# What to work on
Work out the number of lines containing "JSON". Answer with nothing but that number.

— START OF Data provided —

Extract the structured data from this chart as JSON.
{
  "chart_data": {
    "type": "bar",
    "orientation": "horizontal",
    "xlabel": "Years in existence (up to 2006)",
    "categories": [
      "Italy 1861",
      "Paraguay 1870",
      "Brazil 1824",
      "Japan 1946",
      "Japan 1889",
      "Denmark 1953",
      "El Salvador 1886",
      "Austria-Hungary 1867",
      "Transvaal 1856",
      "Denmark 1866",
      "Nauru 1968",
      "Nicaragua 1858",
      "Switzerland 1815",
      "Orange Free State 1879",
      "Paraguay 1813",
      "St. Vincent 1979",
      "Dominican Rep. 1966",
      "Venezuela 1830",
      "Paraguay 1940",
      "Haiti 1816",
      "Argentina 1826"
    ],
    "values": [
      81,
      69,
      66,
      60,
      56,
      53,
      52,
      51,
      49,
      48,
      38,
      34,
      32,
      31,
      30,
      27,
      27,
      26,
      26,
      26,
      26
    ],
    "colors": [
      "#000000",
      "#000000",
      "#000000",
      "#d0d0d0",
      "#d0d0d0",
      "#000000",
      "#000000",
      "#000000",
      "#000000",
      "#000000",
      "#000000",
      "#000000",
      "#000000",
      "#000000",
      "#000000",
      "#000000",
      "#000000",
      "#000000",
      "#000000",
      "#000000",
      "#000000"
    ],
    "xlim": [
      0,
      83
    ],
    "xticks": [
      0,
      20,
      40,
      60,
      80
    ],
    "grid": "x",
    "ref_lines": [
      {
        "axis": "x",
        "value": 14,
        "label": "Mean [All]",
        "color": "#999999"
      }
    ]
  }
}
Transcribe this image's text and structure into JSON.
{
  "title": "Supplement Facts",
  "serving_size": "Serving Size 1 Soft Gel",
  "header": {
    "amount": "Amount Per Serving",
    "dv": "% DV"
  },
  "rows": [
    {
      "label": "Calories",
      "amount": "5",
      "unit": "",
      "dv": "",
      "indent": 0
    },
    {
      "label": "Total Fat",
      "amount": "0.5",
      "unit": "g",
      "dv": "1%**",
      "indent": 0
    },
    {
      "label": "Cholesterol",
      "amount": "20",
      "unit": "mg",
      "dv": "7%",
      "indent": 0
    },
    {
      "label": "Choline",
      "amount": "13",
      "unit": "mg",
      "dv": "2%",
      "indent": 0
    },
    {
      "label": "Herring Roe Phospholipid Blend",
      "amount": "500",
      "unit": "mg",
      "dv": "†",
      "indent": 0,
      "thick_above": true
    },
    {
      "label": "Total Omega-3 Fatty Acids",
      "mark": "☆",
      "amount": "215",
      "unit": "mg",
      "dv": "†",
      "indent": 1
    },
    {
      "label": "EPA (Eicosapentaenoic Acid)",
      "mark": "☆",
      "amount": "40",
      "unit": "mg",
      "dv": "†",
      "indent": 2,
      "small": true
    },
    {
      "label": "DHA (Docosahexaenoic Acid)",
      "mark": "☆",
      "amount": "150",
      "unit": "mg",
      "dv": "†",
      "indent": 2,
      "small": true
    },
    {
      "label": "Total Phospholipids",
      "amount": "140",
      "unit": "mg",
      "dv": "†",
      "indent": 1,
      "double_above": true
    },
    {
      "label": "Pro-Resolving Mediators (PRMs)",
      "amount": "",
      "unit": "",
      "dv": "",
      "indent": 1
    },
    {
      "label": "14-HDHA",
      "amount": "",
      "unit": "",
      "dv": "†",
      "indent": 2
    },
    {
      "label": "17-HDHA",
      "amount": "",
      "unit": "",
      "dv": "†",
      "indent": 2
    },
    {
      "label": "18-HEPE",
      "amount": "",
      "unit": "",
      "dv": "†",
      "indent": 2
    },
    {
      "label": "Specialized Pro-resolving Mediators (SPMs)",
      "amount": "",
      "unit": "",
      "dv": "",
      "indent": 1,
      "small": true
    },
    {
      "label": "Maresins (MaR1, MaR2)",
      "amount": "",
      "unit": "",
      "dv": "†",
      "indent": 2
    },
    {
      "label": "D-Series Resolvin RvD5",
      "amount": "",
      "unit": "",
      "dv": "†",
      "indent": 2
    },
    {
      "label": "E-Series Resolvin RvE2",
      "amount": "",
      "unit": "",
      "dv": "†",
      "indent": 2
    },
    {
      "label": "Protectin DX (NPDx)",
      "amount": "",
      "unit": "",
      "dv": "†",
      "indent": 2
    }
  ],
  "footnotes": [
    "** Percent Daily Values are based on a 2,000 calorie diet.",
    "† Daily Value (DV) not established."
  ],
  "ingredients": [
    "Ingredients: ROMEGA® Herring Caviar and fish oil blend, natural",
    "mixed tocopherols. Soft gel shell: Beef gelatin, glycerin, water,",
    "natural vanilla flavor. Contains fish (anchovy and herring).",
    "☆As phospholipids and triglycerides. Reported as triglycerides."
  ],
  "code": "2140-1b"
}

— END OF Data provided —

# Exercise solution
2